• Work to do: Exactly repeat the line that contains "Convert this document image to plain text.", then every line after it up to and including the final line.

• Available data:
---

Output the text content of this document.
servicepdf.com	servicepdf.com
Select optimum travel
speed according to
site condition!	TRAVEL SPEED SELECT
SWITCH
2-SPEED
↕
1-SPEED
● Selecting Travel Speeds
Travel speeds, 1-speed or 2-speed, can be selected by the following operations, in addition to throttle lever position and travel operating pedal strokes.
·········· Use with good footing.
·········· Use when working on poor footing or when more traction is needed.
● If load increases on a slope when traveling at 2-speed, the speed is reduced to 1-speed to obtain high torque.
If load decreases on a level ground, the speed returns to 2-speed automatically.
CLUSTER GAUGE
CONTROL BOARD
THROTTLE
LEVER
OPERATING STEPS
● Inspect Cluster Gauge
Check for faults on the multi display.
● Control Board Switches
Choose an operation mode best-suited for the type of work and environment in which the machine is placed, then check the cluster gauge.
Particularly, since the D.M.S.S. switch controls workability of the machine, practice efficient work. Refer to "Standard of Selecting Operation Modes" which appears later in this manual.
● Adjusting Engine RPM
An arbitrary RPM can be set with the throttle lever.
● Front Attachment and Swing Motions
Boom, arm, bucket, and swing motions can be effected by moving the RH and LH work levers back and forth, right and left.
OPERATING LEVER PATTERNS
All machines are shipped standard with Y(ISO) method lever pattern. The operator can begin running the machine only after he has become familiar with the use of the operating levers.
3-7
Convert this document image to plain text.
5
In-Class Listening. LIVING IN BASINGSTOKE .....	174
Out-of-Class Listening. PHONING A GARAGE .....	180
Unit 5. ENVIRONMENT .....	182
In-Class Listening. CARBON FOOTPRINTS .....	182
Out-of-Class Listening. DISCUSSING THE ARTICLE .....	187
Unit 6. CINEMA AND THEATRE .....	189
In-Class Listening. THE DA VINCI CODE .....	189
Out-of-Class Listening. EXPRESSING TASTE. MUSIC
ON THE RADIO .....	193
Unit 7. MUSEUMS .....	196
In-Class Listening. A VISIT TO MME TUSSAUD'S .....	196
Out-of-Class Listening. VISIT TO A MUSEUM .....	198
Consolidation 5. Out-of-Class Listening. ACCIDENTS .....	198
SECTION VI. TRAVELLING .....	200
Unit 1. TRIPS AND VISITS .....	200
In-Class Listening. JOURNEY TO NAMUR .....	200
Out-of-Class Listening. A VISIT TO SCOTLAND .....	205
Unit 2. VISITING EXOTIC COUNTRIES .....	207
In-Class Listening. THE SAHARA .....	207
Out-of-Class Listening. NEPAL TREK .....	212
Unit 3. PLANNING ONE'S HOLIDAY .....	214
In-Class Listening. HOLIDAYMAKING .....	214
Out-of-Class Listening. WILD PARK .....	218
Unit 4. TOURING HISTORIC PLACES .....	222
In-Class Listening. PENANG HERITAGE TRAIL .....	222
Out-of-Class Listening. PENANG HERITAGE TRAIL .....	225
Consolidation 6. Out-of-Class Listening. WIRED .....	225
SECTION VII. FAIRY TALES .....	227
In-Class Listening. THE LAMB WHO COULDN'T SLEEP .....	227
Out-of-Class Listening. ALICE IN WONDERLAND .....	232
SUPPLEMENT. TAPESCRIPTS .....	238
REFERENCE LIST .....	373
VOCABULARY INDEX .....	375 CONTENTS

---

• Output of the exercise:
Convert this document image to plain text.
5
In-Class Listening. LIVING IN BASINGSTOKE .....	174
Out-of-Class Listening. PHONING A GARAGE .....	180
Unit 5. ENVIRONMENT .....	182
In-Class Listening. CARBON FOOTPRINTS .....	182
Out-of-Class Listening. DISCUSSING THE ARTICLE .....	187
Unit 6. CINEMA AND THEATRE .....	189
In-Class Listening. THE DA VINCI CODE .....	189
Out-of-Class Listening. EXPRESSING TASTE. MUSIC
ON THE RADIO .....	193
Unit 7. MUSEUMS .....	196
In-Class Listening. A VISIT TO MME TUSSAUD'S .....	196
Out-of-Class Listening. VISIT TO A MUSEUM .....	198
Consolidation 5. Out-of-Class Listening. ACCIDENTS .....	198
SECTION VI. TRAVELLING .....	200
Unit 1. TRIPS AND VISITS .....	200
In-Class Listening. JOURNEY TO NAMUR .....	200
Out-of-Class Listening. A VISIT TO SCOTLAND .....	205
Unit 2. VISITING EXOTIC COUNTRIES .....	207
In-Class Listening. THE SAHARA .....	207
Out-of-Class Listening. NEPAL TREK .....	212
Unit 3. PLANNING ONE'S HOLIDAY .....	214
In-Class Listening. HOLIDAYMAKING .....	214
Out-of-Class Listening. WILD PARK .....	218
Unit 4. TOURING HISTORIC PLACES .....	222
In-Class Listening. PENANG HERITAGE TRAIL .....	222
Out-of-Class Listening. PENANG HERITAGE TRAIL .....	225
Consolidation 6. Out-of-Class Listening. WIRED .....	225
SECTION VII. FAIRY TALES .....	227
In-Class Listening. THE LAMB WHO COULDN'T SLEEP .....	227
Out-of-Class Listening. ALICE IN WONDERLAND .....	232
SUPPLEMENT. TAPESCRIPTS .....	238
REFERENCE LIST .....	373
VOCABULARY INDEX .....	375 CONTENTS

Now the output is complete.